(Work instructions): All the data should be repeated exactly. Any image in it is left out.

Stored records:
= = = = = = =

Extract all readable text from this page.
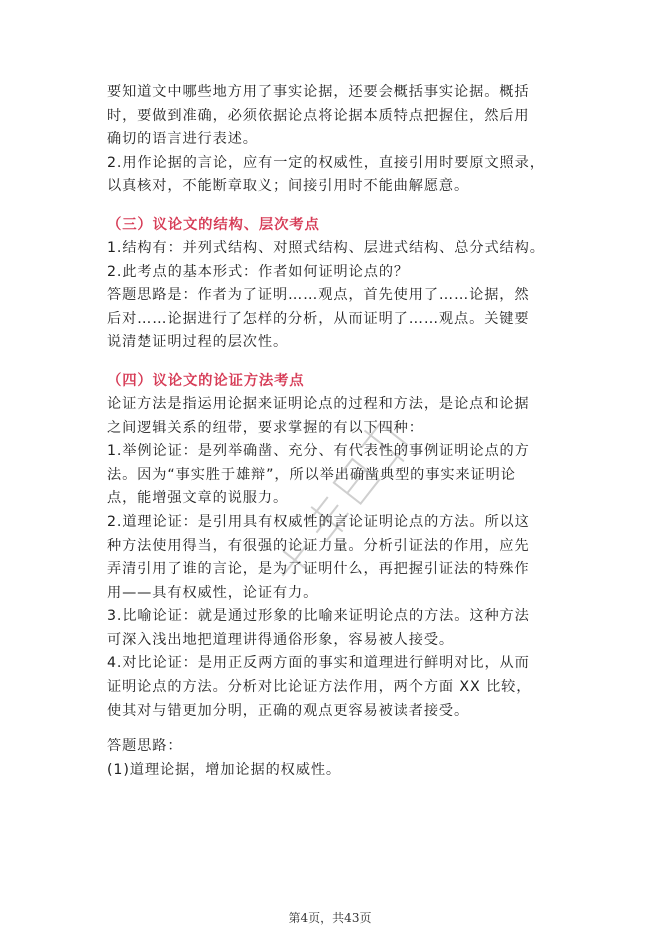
要知道文中哪些地方用了事实论据，还要会概括事实论据。概括
时，要做到准确，必须依据论点将论据本质特点把握住，然后用
确切的语言进行表述。
2.用作论据的言论，应有一定的权威性，直接引用时要原文照录，
以真核对，不能断章取义；间接引用时不能曲解愿意。
（三）议论文的结构、层次考点
1.结构有：并列式结构、对照式结构、层进式结构、总分式结构。
2.此考点的基本形式：作者如何证明论点的？
答题思路是：作者为了证明……观点，首先使用了……论据，然
后对……论据进行了怎样的分析，从而证明了……观点。关键要
说清楚证明过程的层次性。
（四）议论文的论证方法考点
论证方法是指运用论据来证明论点的过程和方法，是论点和论据
之间逻辑关系的纽带，要求掌握的有以下四种：
1.举例论证：是列举确凿、充分、有代表性的事例证明论点的方
法。因为“事实胜于雄辩”，所以举出确凿典型的事实来证明论
点，能增强文章的说服力。
2.道理论证：是引用具有权威性的言论证明论点的方法。所以这
种方法使用得当，有很强的论证力量。分析引证法的作用，应先
弄清引用了谁的言论，是为了证明什么，再把握引证法的特殊作
用——具有权威性，论证有力。
3.比喻论证：就是通过形象的比喻来证明论点的方法。这种方法
可深入浅出地把道理讲得通俗形象，容易被人接受。
4.对比论证：是用正反两方面的事实和道理进行鲜明对比，从而
证明论点的方法。分析对比论证方法作用，两个方面 XX 比较，
使其对与错更加分明，正确的观点更容易被读者接受。
答题思路：
(1)道理论据，增加论据的权威性。
第4页，共43页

= = = = = = =

(Result for this exercise):
Extract all readable text from this page.
要知道文中哪些地方用了事实论据，还要会概括事实论据。概括
时，要做到准确，必须依据论点将论据本质特点把握住，然后用
确切的语言进行表述。
2.用作论据的言论，应有一定的权威性，直接引用时要原文照录，
以真核对，不能断章取义；间接引用时不能曲解愿意。
（三）议论文的结构、层次考点
1.结构有：并列式结构、对照式结构、层进式结构、总分式结构。
2.此考点的基本形式：作者如何证明论点的？
答题思路是：作者为了证明……观点，首先使用了……论据，然
后对……论据进行了怎样的分析，从而证明了……观点。关键要
说清楚证明过程的层次性。
（四）议论文的论证方法考点
论证方法是指运用论据来证明论点的过程和方法，是论点和论据
之间逻辑关系的纽带，要求掌握的有以下四种：
1.举例论证：是列举确凿、充分、有代表性的事例证明论点的方
法。因为“事实胜于雄辩”，所以举出确凿典型的事实来证明论
点，能增强文章的说服力。
2.道理论证：是引用具有权威性的言论证明论点的方法。所以这
种方法使用得当，有很强的论证力量。分析引证法的作用，应先
弄清引用了谁的言论，是为了证明什么，再把握引证法的特殊作
用——具有权威性，论证有力。
3.比喻论证：就是通过形象的比喻来证明论点的方法。这种方法
可深入浅出地把道理讲得通俗形象，容易被人接受。
4.对比论证：是用正反两方面的事实和道理进行鲜明对比，从而
证明论点的方法。分析对比论证方法作用，两个方面 XX 比较，
使其对与错更加分明，正确的观点更容易被读者接受。
答题思路：
(1)道理论据，增加论据的权威性。
第4页，共43页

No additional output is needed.